→ **Directions for this task**: Read the material below. Count the lines containing "chain" and give that count alone.

→ **Records shown**:
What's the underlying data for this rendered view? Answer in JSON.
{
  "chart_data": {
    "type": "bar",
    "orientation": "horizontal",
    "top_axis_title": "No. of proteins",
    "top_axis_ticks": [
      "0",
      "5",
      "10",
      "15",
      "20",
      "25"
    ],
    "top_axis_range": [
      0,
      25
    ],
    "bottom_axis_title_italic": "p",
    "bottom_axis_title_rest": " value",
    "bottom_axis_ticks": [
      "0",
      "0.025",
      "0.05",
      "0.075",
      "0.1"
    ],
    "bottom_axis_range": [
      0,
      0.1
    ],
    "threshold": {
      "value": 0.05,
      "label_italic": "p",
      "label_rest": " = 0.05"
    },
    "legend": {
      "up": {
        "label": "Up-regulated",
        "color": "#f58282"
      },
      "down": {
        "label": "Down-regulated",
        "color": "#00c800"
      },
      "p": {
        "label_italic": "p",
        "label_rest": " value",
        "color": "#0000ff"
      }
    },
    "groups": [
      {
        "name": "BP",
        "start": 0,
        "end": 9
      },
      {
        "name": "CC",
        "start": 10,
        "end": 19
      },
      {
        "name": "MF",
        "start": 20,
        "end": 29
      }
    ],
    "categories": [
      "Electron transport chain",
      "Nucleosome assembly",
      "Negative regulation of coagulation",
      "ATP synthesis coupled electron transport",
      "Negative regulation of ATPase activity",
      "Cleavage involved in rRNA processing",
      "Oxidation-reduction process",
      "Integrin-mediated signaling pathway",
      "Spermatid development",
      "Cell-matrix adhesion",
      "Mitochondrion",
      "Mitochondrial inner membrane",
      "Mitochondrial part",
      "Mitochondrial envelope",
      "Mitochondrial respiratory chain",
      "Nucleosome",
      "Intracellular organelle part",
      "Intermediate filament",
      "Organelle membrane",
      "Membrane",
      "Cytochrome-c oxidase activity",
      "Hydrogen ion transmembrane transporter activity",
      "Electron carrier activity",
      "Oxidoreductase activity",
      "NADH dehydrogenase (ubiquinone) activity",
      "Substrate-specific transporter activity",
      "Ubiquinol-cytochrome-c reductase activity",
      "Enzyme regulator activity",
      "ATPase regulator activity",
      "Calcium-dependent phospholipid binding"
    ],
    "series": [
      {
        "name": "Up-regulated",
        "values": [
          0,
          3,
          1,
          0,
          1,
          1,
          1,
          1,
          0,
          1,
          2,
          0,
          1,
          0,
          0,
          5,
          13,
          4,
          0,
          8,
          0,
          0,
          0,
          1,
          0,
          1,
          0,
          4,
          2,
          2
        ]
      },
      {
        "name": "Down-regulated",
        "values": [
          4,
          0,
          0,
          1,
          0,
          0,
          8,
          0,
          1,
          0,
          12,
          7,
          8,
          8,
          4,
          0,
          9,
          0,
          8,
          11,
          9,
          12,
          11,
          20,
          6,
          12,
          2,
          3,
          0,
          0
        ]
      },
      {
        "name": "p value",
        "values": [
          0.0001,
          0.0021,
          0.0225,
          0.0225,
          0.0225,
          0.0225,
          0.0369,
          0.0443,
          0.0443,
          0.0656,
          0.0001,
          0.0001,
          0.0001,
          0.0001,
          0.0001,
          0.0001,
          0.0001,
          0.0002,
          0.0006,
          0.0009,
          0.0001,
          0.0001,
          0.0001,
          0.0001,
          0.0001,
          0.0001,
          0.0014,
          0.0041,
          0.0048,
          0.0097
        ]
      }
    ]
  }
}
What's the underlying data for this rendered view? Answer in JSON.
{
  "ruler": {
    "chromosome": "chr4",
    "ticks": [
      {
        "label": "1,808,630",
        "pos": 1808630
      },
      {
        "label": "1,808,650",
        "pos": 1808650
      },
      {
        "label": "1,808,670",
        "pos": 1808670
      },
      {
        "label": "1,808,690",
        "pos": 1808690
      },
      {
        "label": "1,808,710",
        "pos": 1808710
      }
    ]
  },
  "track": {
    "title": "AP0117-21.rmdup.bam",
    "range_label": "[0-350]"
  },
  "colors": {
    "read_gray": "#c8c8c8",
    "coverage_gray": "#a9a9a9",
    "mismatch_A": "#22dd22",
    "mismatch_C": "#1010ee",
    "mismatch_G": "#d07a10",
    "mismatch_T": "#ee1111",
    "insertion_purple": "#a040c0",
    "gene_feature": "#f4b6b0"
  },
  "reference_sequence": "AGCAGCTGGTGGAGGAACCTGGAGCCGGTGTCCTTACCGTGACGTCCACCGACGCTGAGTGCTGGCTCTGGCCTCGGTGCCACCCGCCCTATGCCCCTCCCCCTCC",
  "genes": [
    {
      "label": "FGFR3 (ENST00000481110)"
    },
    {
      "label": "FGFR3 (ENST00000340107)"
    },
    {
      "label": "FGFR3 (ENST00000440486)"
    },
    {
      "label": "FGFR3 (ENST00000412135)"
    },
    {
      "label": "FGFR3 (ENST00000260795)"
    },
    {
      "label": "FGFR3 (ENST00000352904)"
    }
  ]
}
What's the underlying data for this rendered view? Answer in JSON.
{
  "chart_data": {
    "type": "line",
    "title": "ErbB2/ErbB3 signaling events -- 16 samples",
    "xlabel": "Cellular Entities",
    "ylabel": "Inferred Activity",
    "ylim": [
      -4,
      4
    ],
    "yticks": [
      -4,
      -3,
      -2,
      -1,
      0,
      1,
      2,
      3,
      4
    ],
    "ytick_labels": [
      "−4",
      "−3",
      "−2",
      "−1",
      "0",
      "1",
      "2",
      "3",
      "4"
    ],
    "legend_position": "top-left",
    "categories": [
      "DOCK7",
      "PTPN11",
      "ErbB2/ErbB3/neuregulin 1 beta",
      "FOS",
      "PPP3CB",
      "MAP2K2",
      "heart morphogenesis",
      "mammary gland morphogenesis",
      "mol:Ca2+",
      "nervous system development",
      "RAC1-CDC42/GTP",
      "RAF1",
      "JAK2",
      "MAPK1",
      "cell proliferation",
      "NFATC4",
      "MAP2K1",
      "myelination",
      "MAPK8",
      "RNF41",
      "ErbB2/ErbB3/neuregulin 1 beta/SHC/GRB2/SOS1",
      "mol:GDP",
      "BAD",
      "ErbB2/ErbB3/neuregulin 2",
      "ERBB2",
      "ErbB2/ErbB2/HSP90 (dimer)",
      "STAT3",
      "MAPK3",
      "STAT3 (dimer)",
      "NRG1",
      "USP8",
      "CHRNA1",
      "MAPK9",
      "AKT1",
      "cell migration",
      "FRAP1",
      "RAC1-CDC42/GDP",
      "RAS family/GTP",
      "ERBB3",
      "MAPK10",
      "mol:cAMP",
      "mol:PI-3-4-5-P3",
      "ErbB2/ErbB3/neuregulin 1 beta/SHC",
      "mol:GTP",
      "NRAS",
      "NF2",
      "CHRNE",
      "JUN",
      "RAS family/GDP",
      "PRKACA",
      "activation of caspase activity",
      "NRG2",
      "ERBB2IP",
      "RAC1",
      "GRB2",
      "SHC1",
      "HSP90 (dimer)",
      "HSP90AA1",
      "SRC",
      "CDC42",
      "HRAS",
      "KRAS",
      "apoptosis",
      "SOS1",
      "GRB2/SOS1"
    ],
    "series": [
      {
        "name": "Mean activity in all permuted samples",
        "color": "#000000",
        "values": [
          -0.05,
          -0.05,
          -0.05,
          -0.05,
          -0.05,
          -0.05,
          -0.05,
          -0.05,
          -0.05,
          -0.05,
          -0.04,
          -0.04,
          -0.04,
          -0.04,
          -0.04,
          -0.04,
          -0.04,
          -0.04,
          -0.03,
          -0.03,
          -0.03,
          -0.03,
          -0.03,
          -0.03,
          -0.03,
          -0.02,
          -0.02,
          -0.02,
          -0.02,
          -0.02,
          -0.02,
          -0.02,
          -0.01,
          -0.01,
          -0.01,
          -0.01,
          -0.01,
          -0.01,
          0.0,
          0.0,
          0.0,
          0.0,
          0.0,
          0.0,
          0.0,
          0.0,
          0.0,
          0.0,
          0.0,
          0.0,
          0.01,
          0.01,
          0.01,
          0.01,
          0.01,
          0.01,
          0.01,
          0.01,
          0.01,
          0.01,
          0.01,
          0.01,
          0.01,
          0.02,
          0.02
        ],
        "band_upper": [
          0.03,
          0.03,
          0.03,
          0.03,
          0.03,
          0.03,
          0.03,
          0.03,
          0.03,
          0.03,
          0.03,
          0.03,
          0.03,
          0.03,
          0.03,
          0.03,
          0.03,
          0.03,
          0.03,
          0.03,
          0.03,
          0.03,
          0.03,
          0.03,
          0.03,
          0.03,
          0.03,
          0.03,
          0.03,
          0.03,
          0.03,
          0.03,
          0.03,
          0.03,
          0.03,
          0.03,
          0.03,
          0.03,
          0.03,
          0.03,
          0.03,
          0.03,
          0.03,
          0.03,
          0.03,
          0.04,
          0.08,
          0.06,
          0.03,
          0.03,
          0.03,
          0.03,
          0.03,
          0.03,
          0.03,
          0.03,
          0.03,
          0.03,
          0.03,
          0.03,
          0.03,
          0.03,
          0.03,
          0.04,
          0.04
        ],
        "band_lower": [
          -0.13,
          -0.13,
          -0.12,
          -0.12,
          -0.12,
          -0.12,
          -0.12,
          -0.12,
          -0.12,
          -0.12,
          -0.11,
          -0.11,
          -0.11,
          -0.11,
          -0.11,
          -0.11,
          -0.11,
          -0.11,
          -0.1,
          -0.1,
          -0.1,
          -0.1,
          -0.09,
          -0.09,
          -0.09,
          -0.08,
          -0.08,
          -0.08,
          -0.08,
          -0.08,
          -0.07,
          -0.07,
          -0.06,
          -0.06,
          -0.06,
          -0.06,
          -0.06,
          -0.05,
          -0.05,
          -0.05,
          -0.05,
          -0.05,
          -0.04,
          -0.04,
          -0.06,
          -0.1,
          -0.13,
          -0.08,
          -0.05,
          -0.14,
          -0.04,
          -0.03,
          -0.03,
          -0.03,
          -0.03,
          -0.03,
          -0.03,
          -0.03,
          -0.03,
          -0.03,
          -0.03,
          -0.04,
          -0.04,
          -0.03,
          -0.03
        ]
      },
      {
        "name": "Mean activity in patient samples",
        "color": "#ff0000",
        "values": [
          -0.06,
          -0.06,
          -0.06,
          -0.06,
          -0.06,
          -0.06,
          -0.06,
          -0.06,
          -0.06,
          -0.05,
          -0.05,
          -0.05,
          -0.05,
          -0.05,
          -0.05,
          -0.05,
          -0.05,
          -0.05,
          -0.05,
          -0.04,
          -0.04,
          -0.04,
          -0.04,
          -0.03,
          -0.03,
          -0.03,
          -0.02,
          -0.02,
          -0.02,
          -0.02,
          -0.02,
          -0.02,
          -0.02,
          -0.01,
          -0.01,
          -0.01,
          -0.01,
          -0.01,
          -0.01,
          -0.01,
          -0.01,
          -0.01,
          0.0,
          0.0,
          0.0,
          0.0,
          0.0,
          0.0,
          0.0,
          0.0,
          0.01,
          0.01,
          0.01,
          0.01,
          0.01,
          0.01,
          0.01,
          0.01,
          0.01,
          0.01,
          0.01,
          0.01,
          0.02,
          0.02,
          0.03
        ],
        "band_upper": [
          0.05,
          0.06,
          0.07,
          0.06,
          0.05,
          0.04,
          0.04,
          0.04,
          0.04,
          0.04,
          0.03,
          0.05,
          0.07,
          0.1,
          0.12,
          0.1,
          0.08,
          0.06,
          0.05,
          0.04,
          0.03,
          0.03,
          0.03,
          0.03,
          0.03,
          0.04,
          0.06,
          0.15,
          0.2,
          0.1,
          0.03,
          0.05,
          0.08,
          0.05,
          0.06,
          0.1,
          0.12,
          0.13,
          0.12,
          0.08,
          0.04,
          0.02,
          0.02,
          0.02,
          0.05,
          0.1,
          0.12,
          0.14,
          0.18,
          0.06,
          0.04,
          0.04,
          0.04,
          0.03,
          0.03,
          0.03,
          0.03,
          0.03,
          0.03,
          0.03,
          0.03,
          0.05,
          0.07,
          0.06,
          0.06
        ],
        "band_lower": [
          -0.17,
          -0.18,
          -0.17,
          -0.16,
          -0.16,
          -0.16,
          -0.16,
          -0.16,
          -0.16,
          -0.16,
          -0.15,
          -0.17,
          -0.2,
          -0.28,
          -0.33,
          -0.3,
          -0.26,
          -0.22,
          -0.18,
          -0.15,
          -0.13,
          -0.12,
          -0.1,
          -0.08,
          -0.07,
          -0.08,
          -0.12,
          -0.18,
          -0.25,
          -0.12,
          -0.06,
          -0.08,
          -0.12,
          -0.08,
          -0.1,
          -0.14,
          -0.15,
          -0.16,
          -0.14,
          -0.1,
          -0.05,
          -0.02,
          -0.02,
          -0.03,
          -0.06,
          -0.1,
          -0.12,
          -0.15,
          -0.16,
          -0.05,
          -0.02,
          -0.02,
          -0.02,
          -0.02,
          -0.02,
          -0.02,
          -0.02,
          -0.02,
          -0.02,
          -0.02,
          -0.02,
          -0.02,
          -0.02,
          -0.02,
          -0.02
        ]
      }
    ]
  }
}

→ **Result for this exercise**: 2